Stated task: Tally the lines below that contain the word "транспорта", and give only that number.

Recorded data:

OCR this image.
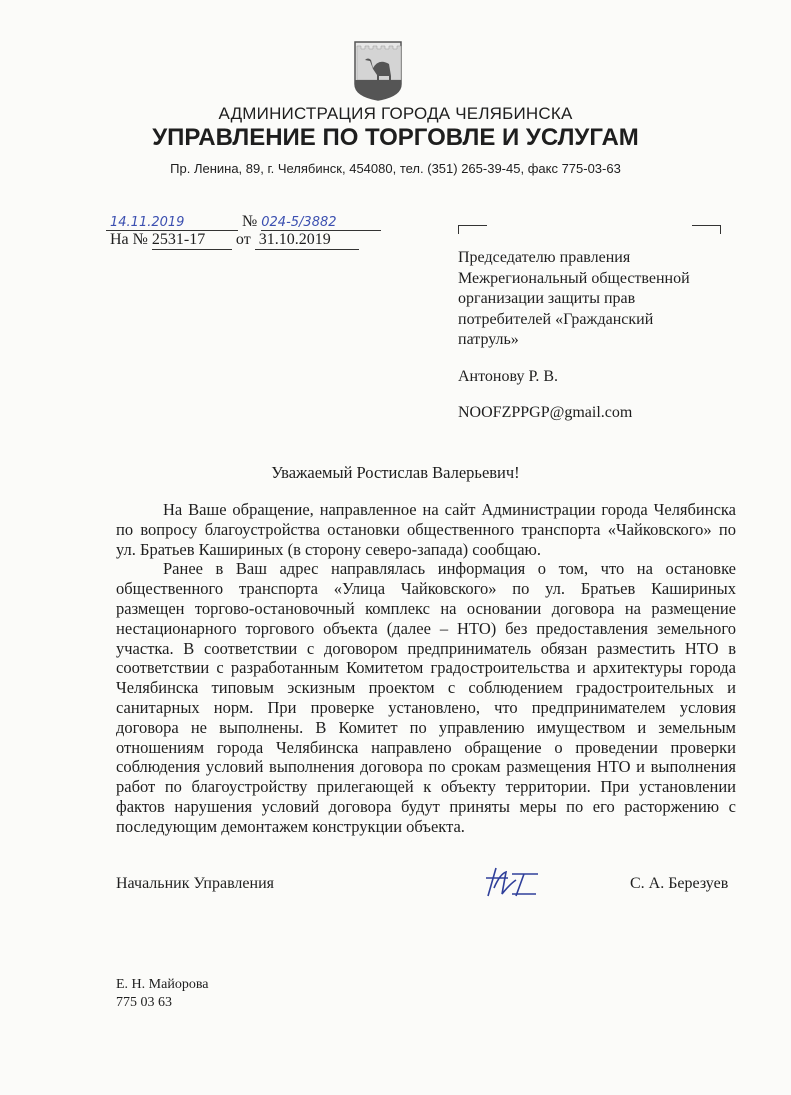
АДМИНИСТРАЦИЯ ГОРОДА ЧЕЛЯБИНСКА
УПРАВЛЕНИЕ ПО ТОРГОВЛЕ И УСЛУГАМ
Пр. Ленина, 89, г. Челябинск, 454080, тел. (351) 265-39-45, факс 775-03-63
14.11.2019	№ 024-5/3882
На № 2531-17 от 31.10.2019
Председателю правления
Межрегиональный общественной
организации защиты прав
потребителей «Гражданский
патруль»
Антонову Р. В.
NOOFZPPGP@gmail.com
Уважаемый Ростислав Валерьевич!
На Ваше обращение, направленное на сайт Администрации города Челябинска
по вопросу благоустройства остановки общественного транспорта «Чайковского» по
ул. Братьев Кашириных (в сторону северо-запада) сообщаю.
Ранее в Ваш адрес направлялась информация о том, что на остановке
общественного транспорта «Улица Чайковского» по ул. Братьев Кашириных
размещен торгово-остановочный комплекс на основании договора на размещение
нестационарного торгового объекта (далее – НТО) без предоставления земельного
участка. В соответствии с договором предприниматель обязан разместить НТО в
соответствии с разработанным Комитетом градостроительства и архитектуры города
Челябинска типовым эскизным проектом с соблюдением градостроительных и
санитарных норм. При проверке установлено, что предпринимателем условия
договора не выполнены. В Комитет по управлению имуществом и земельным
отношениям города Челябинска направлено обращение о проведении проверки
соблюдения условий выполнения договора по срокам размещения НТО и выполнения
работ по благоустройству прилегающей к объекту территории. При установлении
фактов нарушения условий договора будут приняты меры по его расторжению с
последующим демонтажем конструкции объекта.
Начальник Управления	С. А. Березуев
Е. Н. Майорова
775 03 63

The result: 2